— start Supplied passage —

The Vattenfall proposal will involve turbines so vast they will have to be lit up at night because they are in a low-flying area for the RAF.

And these nightly illuminations are just a few miles from Britain’s first designated Dark Sky Park in Galloway Forest. Thus, observes Mr Milligan, the quest for green energy now threatens the nation’s environmental treasures.

Dumfries and Galloway is not the only area groaning under the weight of wind farms and plans for new ones. It is, because of its topography, merely among the most popular.

Plans in the pipeline include a 48-turbine proposal in Sanquhar – also in Dumfriesshire, an 18turbine farm for Ayrshire, 39 new turbines in the Highlands, and 48 more for Moray. Then there are Scottish energy giant SSE Renewables’ plans for the UK’s biggest onshore wind farm in Shetland.

The 103-turbine Viking 443MW project will cost £580million and rely on an undersea cable between Shetland and the Scottish mainland to feed power into the National Grid.

The scale of development – and the associated costs – are, then, dizzying. Yet, says Helen McDade: ‘The issue seems to have fallen off the national political agenda.’ She adds: ‘Politicians have drastically ignored their national duty.

‘It’s become one of those issues where practically no one will stand up for these communities and it’s a national disgrace.’

She says the absence of any real political challenge – and the overemphasis on renewables targets – leaves communities on the ground virtually powerless in the face of wind farm plans.

And, looking to the long-term, she says it remains far from clear how this massively costly green energy infrastructure would operate in the event of independence.

A huge number of Scottish wind farms are, after all, powering English homes. What if the rest of the UK decided to take its power from elsewhere?

Ms McDade says: ‘There is this complete disconnect between what the UK Treasury, if they looked at it, would want – and what the Scottish Government, who are in charge of Scottish planning, want.’ Yesterday a spokesman for Vattenfall said taller turbines with longer blades allowed operators to catch faster and more predictable wind speeds.

He added it also meant fewer turbines covering smaller areas of land.

He said: ‘The proposal for Whiteneuk wind farm is at an early stage. We continue to gather feedback from the local community and undertake detailed impact assessments, all of which will be input to the next stage of the scheme design.’

The spokesman added: ‘We really do care about the environment and the landscape, as so many people do, but that doesn’t mean that onshore wind doesn’t have a place here.

‘A recent survey commissioned by the Department for Business, Energy and Industrial Strategy found that 70 per cent of people in Scotland support onshore wind.’

Energy Minister Paul Wheelhouse also told the Mail that wind farms were ‘demonstrably popular’ with the UK public.

— end Supplied passage —
— start Data block —

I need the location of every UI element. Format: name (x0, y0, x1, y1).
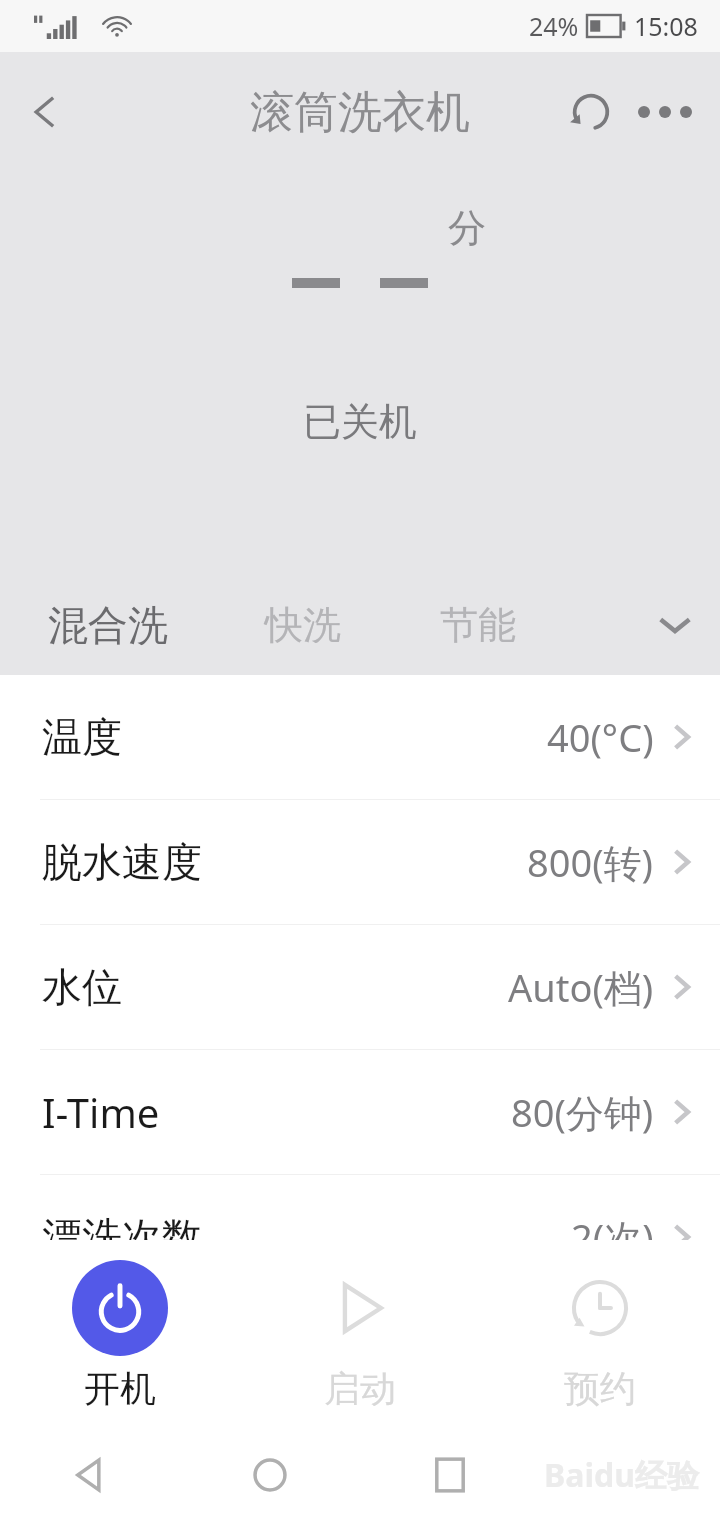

— end Data block —

> **What the task asks**
Reproduce word for word the stretch of the wind farm article from "The 103-turbine Viking" through "their national duty.".

> **Task output**
The 103-turbine Viking 443MW project will cost £580million and rely on an undersea cable between Shetland and the Scottish mainland to feed power into the National Grid.

The scale of development – and the associated costs – are, then, dizzying. Yet, says Helen McDade: ‘The issue seems to have fallen off the national political agenda.’ She adds: ‘Politicians have drastically ignored their national duty.